Problem =>
Every line below that holds the string "проекта" should be copied out.

+++ Data to process

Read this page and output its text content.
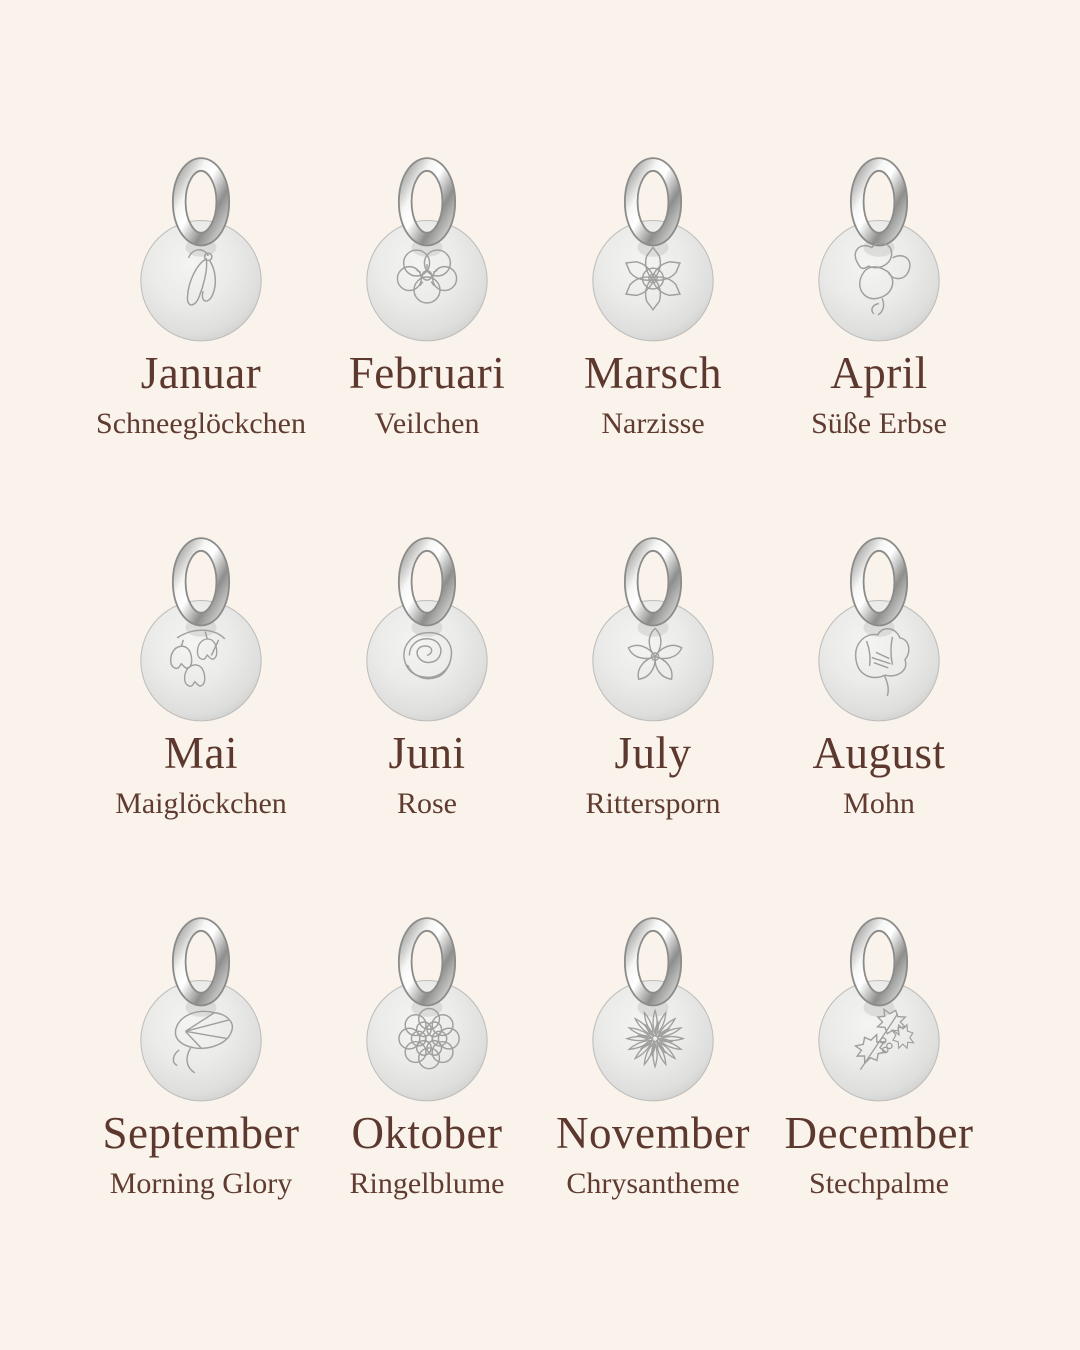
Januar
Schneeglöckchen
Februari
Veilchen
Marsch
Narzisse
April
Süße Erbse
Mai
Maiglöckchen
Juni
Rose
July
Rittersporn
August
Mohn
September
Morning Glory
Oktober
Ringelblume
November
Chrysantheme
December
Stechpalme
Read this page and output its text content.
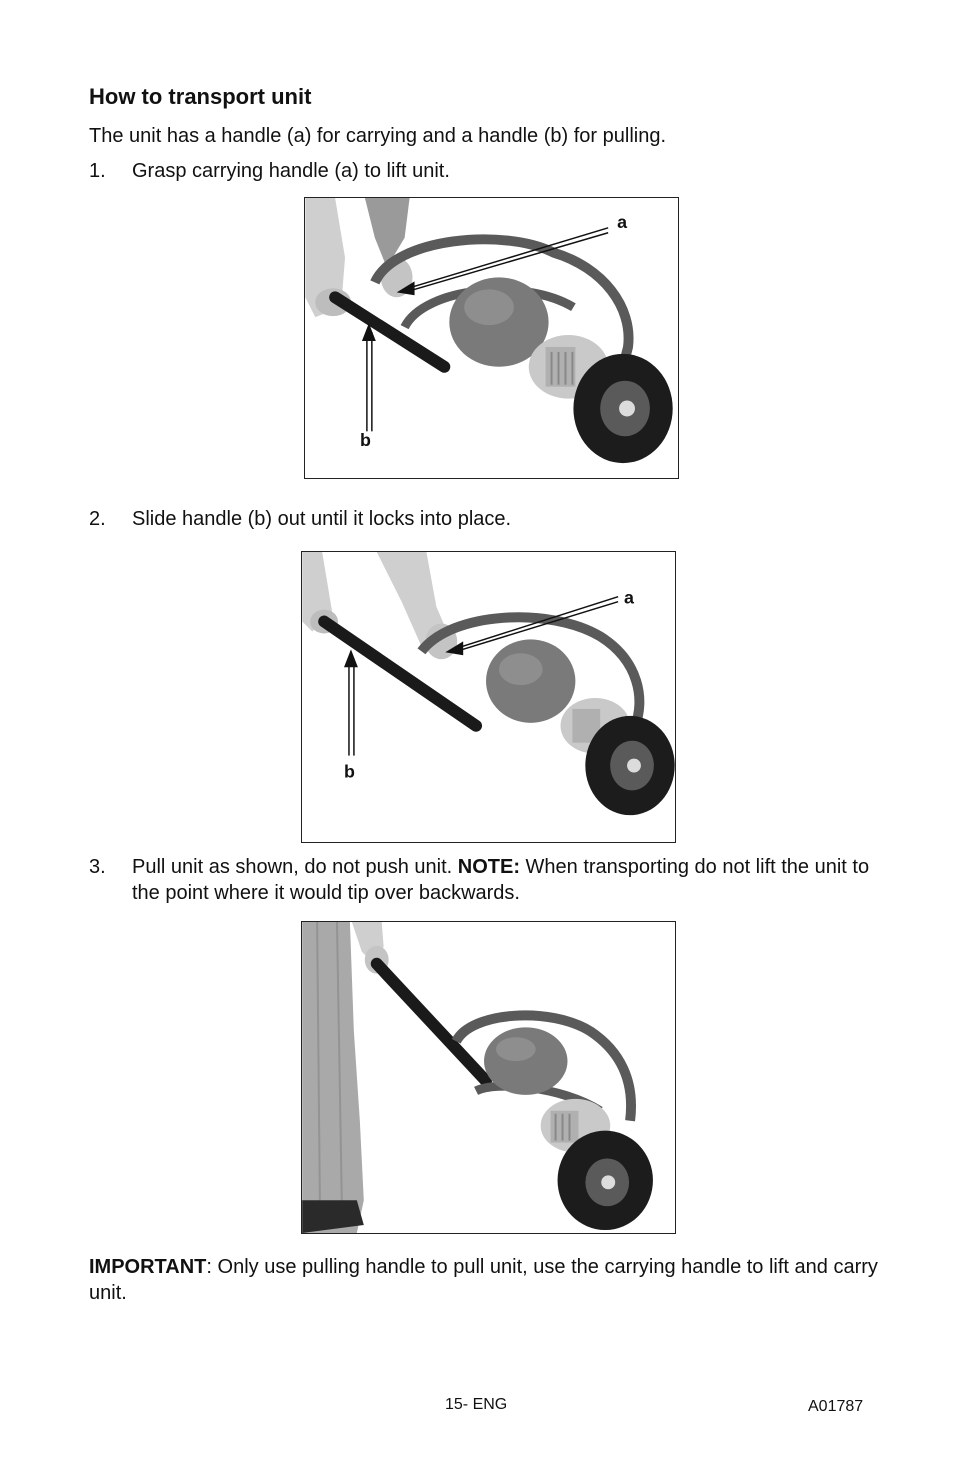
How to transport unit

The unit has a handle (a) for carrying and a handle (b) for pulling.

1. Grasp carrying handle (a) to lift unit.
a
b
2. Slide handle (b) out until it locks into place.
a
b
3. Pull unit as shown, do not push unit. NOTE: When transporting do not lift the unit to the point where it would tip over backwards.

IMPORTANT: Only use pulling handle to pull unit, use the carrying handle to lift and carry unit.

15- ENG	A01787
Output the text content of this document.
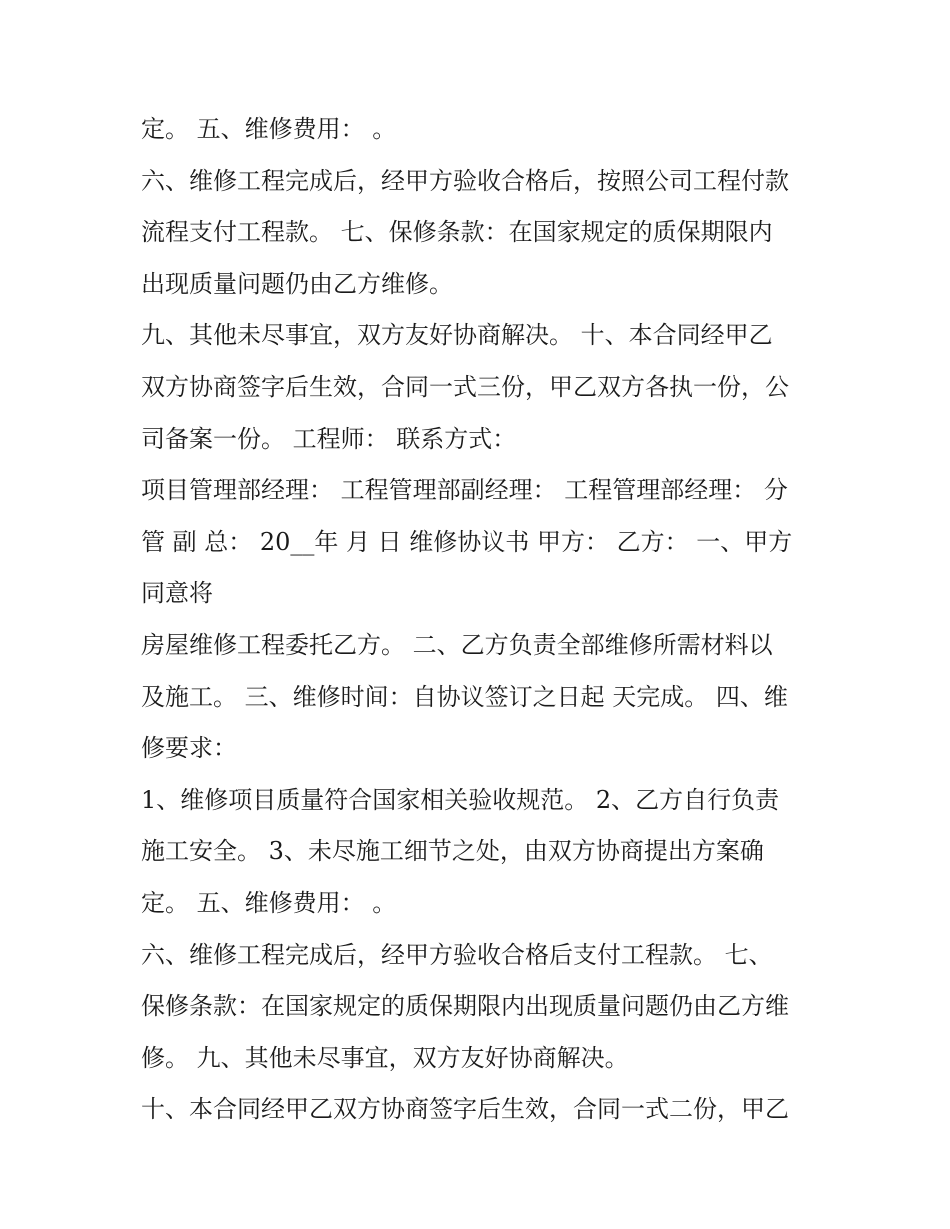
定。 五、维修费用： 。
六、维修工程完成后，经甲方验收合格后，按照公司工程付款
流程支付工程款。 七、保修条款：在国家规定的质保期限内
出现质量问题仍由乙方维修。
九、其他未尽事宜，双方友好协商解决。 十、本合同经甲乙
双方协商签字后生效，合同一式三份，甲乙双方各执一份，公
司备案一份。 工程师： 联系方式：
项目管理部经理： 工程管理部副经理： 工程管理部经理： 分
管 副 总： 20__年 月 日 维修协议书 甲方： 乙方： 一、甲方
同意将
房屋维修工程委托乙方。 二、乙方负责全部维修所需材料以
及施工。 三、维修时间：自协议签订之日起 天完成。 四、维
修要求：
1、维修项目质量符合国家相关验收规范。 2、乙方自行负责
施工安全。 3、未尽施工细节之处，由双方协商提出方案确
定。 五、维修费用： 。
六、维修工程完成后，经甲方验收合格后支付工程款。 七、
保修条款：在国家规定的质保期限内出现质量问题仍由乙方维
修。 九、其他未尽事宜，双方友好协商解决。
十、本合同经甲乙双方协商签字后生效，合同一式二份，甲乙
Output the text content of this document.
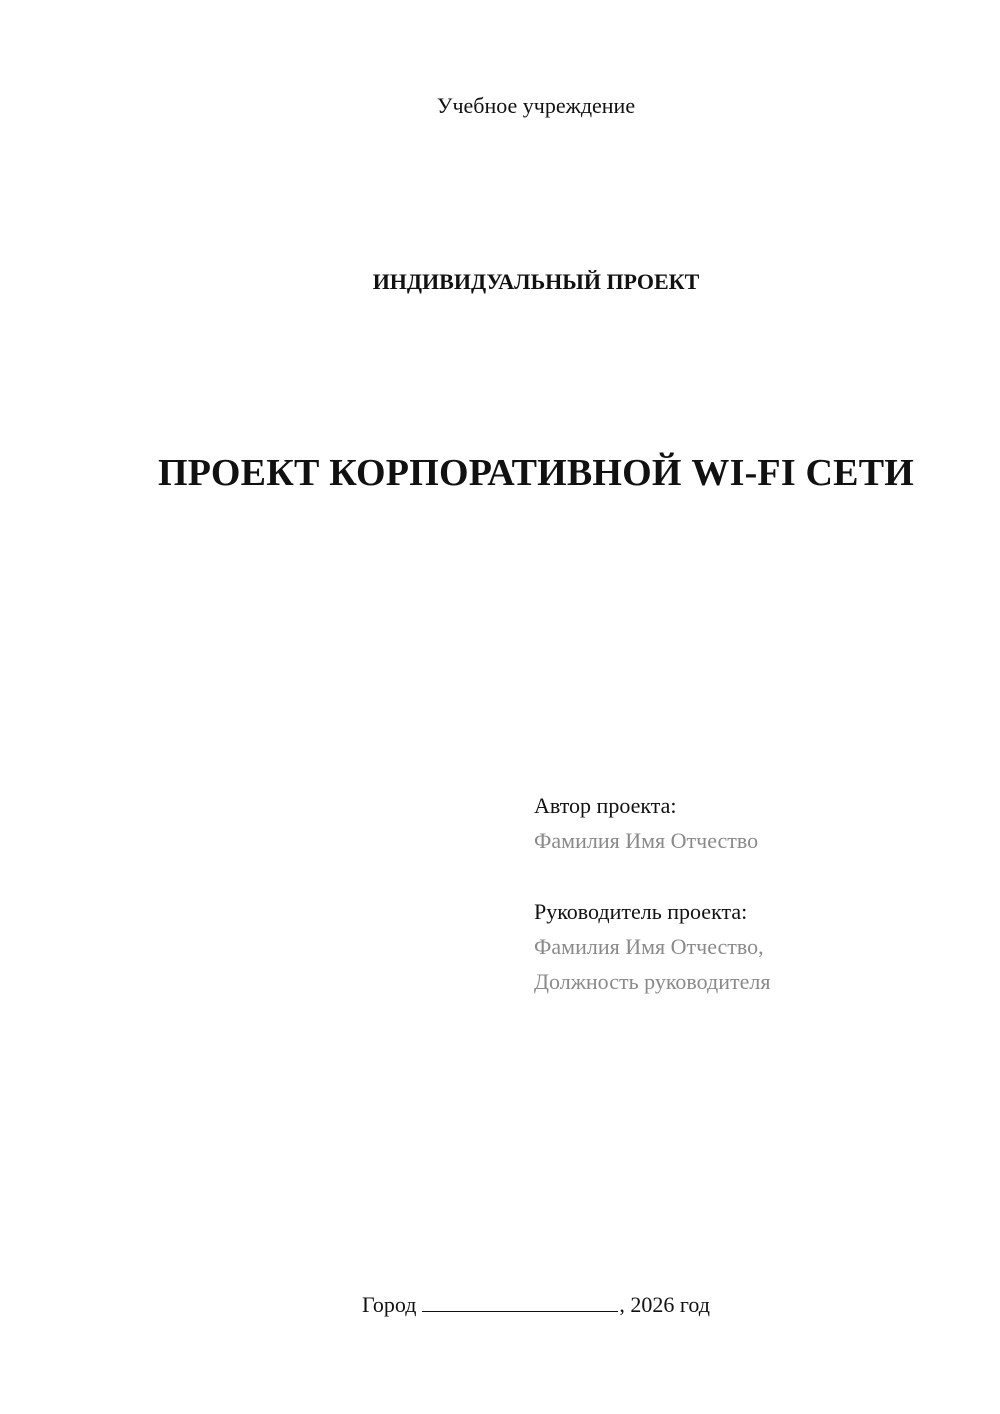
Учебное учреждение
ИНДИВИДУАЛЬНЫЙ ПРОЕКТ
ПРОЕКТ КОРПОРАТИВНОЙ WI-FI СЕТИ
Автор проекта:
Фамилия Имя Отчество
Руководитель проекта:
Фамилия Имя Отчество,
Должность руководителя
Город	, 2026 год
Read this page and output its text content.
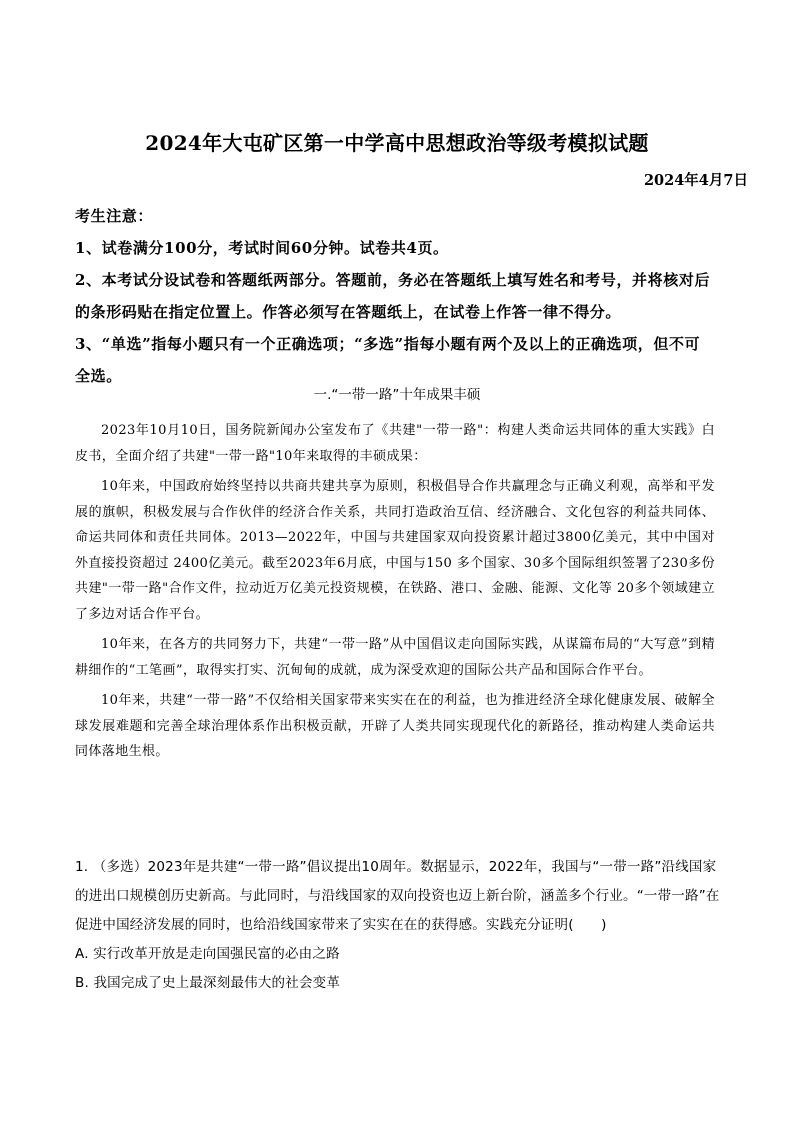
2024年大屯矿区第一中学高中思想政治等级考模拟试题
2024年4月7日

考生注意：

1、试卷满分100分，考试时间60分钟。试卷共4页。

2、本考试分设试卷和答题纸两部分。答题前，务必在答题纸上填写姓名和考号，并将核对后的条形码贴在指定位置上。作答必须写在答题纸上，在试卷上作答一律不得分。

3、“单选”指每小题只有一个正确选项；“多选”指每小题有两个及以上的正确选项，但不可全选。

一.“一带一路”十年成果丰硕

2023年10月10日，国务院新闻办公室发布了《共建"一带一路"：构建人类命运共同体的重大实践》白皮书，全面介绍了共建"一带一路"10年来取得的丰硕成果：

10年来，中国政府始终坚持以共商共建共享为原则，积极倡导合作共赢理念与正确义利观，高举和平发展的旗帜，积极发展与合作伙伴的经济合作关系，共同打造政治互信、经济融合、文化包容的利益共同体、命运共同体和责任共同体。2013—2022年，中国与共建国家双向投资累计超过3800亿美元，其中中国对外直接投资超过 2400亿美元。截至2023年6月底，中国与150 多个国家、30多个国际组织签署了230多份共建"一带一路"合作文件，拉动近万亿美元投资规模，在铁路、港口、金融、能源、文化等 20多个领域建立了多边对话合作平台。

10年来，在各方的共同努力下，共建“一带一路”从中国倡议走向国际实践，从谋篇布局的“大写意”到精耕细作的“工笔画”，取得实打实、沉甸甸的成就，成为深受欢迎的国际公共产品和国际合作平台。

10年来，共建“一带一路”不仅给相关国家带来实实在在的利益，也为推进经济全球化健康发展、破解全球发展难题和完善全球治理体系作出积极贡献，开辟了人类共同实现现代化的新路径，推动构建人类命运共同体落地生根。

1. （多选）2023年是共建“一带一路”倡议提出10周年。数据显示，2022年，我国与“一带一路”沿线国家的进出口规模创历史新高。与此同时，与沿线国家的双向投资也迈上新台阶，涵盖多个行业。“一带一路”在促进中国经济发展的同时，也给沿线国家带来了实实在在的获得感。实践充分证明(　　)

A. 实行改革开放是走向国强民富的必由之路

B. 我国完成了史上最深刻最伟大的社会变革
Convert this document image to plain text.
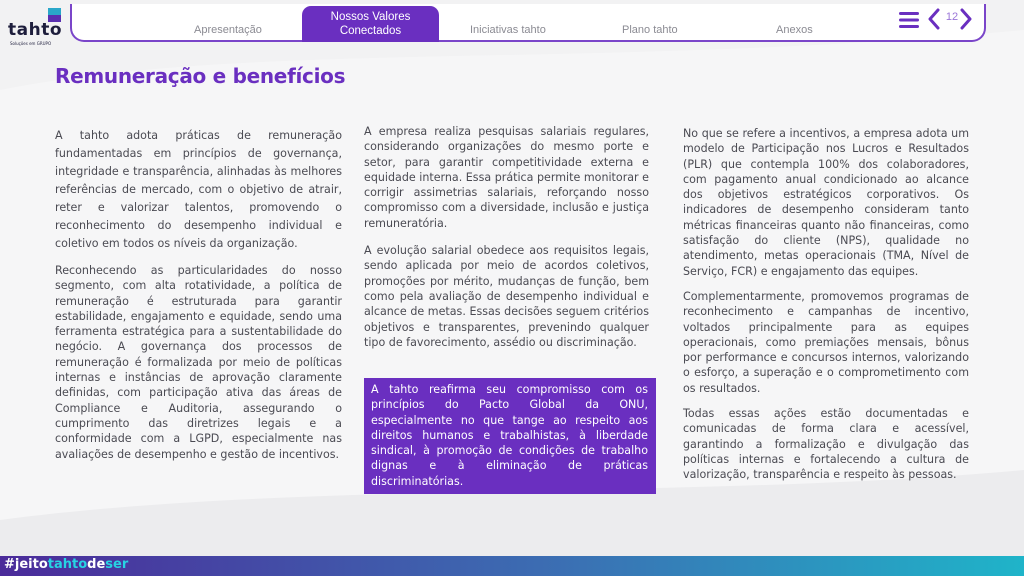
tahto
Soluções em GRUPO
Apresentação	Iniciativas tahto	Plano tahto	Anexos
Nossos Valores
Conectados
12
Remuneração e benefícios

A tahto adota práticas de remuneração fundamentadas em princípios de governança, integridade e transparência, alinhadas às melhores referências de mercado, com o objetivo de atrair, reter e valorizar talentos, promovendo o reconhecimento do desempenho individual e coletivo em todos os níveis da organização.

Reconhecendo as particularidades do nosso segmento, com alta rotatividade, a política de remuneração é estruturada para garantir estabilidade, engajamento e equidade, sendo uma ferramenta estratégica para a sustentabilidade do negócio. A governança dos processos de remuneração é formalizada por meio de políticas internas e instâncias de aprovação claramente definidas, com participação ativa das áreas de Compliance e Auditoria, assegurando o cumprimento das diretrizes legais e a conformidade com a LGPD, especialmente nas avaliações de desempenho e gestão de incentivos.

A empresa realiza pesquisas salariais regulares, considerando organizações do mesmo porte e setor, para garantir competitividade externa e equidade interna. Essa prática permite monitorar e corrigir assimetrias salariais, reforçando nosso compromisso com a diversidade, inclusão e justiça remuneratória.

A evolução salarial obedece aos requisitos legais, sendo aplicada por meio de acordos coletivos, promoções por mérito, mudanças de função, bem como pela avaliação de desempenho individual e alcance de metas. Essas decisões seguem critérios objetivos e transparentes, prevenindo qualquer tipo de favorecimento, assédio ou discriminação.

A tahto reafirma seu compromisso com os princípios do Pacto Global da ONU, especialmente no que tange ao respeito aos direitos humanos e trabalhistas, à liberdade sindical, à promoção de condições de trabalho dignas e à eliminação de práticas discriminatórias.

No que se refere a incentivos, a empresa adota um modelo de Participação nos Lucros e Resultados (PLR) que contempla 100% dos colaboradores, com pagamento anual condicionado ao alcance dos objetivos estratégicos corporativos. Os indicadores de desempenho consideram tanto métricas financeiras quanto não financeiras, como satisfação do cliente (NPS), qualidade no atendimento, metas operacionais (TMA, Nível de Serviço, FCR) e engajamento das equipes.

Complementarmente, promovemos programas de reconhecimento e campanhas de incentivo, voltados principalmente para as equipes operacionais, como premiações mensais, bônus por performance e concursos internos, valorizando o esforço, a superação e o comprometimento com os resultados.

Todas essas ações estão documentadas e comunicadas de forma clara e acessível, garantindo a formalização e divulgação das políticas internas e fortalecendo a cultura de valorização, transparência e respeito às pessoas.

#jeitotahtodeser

++++++

Solution =>
Автор проекта:
Руководитель проекта:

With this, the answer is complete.